Collected data entries

════

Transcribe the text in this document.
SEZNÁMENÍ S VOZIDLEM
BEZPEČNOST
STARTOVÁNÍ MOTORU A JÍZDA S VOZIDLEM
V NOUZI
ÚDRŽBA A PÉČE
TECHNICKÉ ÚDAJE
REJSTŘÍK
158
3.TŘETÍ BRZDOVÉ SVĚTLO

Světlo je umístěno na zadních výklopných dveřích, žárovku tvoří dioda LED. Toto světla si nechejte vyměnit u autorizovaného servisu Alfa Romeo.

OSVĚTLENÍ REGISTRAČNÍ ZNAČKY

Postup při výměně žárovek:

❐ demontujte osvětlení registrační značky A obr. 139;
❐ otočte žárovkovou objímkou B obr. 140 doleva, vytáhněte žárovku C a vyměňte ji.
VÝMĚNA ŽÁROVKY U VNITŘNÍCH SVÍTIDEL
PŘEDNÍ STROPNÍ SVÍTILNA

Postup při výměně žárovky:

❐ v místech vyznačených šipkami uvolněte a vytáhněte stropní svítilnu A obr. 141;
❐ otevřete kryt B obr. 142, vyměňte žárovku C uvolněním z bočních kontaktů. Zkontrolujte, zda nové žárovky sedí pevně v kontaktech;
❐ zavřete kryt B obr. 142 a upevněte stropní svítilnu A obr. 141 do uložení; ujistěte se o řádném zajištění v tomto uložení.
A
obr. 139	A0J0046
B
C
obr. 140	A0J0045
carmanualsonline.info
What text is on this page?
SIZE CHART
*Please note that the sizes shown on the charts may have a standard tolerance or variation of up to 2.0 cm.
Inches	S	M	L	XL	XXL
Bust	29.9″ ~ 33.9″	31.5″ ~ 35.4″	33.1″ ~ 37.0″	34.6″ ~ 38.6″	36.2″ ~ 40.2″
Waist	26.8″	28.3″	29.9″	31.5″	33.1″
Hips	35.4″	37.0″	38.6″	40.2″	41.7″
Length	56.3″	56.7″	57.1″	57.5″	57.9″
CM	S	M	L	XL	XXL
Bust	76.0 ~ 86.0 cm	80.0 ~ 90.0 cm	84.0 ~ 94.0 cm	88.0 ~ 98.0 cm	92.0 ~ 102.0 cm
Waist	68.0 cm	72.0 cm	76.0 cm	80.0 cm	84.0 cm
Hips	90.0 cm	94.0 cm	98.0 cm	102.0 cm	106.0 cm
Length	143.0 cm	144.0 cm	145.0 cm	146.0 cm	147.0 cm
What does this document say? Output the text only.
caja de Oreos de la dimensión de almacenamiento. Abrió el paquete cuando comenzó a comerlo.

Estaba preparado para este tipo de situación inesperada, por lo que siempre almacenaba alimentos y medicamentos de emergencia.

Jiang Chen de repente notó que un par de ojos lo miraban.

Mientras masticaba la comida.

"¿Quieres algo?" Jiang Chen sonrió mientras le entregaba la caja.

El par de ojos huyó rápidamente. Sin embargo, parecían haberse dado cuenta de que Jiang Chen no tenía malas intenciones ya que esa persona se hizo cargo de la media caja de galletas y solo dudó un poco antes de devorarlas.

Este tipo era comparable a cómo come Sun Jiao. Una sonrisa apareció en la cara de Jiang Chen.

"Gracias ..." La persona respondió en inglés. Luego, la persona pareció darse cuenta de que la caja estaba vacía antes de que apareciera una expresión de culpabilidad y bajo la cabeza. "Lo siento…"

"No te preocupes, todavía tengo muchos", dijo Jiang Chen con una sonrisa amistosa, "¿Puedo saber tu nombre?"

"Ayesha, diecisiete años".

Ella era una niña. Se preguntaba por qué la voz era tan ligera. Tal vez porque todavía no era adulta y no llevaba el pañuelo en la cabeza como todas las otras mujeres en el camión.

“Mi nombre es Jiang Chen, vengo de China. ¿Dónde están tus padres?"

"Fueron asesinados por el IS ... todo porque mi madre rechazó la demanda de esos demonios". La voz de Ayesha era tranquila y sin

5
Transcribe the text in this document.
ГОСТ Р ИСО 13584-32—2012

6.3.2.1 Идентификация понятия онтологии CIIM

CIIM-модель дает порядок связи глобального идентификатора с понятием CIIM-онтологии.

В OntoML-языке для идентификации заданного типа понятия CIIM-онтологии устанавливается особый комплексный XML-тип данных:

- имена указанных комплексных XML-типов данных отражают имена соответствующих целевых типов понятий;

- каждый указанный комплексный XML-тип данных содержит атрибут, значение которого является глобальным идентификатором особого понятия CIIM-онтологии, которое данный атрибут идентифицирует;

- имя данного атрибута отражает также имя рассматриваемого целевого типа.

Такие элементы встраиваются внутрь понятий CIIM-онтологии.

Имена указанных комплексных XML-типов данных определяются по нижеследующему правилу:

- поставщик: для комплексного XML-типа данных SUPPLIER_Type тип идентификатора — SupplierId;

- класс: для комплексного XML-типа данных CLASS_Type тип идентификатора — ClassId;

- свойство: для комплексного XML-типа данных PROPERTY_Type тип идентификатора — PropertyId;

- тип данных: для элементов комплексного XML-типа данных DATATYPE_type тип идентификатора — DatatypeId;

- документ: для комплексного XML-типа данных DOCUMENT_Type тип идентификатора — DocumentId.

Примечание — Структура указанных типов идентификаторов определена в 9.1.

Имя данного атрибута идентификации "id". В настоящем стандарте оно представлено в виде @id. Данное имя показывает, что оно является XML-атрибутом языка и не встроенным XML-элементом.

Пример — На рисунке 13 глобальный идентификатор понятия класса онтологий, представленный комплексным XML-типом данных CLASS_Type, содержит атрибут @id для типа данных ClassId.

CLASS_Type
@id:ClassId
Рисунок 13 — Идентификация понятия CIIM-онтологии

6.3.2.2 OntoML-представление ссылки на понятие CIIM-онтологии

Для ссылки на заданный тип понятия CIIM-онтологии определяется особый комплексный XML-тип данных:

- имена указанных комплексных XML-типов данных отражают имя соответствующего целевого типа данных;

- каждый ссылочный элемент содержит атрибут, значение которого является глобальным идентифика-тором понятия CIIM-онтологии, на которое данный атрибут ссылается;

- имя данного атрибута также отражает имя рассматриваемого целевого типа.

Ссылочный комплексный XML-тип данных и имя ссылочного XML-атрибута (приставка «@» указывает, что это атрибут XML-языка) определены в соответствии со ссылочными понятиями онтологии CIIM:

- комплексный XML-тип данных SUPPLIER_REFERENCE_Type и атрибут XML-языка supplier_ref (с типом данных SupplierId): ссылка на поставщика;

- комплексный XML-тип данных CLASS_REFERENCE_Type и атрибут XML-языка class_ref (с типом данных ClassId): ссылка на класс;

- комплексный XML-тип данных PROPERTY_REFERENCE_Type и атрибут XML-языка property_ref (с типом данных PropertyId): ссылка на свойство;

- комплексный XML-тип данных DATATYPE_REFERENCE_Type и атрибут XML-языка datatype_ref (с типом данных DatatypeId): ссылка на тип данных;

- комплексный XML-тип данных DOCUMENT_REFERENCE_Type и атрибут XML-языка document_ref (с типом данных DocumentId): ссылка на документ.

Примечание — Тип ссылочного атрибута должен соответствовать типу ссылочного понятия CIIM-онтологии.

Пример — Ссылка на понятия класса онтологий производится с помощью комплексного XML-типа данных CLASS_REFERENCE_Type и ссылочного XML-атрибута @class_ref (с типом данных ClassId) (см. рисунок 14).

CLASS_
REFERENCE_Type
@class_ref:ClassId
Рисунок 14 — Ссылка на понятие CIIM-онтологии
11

════

* _REQUIREMENTS_:
Search the data above for the string "отражают" and return every line that has it.

* _OUTPUT FOR THIS TASK_:
- имена указанных комплексных XML-типов данных отражают имена соответствующих целевых типов понятий;
- имена указанных комплексных XML-типов данных отражают имя соответствующего целевого типа данных;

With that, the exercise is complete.